### EXERCISE PROMPT
Output the records exactly. Include every line.

### SUPPLIED INFORMATION
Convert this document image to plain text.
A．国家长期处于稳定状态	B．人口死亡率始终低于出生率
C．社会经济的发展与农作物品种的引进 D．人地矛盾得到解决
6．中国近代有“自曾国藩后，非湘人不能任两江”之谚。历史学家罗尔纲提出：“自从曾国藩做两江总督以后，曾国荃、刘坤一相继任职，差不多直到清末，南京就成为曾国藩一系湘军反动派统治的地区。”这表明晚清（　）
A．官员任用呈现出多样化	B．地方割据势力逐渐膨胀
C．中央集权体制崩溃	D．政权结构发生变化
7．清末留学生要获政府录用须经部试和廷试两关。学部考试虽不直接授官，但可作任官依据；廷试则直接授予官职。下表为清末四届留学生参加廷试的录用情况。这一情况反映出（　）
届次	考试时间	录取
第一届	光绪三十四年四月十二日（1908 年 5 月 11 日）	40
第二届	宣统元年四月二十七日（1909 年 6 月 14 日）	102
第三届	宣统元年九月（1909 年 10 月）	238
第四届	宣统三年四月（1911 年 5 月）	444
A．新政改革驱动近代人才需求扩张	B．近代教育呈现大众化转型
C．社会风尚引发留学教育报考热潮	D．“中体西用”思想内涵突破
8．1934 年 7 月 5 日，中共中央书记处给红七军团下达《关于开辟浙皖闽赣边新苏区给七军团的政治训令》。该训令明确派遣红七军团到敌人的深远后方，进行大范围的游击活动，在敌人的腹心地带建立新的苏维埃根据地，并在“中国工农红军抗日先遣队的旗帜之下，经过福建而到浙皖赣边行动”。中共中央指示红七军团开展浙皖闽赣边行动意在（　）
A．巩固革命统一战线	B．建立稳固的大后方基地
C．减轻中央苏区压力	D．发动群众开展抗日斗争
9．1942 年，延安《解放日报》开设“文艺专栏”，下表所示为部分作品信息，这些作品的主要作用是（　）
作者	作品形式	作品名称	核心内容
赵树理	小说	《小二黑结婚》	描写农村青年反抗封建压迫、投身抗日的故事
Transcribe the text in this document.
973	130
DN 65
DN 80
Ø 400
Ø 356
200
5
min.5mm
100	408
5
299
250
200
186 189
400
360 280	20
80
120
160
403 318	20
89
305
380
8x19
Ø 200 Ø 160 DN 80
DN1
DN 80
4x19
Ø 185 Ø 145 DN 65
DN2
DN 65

### TASK OUTPUT
Convert this document image to plain text.
A．国家长期处于稳定状态	B．人口死亡率始终低于出生率
C．社会经济的发展与农作物品种的引进 D．人地矛盾得到解决
6．中国近代有“自曾国藩后，非湘人不能任两江”之谚。历史学家罗尔纲提出：“自从曾国藩做两江总督以后，曾国荃、刘坤一相继任职，差不多直到清末，南京就成为曾国藩一系湘军反动派统治的地区。”这表明晚清（　）
A．官员任用呈现出多样化	B．地方割据势力逐渐膨胀
C．中央集权体制崩溃	D．政权结构发生变化
7．清末留学生要获政府录用须经部试和廷试两关。学部考试虽不直接授官，但可作任官依据；廷试则直接授予官职。下表为清末四届留学生参加廷试的录用情况。这一情况反映出（　）
届次	考试时间	录取
第一届	光绪三十四年四月十二日（1908 年 5 月 11 日）	40
第二届	宣统元年四月二十七日（1909 年 6 月 14 日）	102
第三届	宣统元年九月（1909 年 10 月）	238
第四届	宣统三年四月（1911 年 5 月）	444
A．新政改革驱动近代人才需求扩张	B．近代教育呈现大众化转型
C．社会风尚引发留学教育报考热潮	D．“中体西用”思想内涵突破
8．1934 年 7 月 5 日，中共中央书记处给红七军团下达《关于开辟浙皖闽赣边新苏区给七军团的政治训令》。该训令明确派遣红七军团到敌人的深远后方，进行大范围的游击活动，在敌人的腹心地带建立新的苏维埃根据地，并在“中国工农红军抗日先遣队的旗帜之下，经过福建而到浙皖赣边行动”。中共中央指示红七军团开展浙皖闽赣边行动意在（　）
A．巩固革命统一战线	B．建立稳固的大后方基地
C．减轻中央苏区压力	D．发动群众开展抗日斗争
9．1942 年，延安《解放日报》开设“文艺专栏”，下表所示为部分作品信息，这些作品的主要作用是（　）
作者	作品形式	作品名称	核心内容
赵树理	小说	《小二黑结婚》	描写农村青年反抗封建压迫、投身抗日的故事
Transcribe the text in this document.
973	130
DN 65
DN 80
Ø 400
Ø 356
200
5
min.5mm
100	408
5
299
250
200
186 189
400
360 280	20
80
120
160
403 318	20
89
305
380
8x19
Ø 200 Ø 160 DN 80
DN1
DN 80
4x19
Ø 185 Ø 145 DN 65
DN2
DN 65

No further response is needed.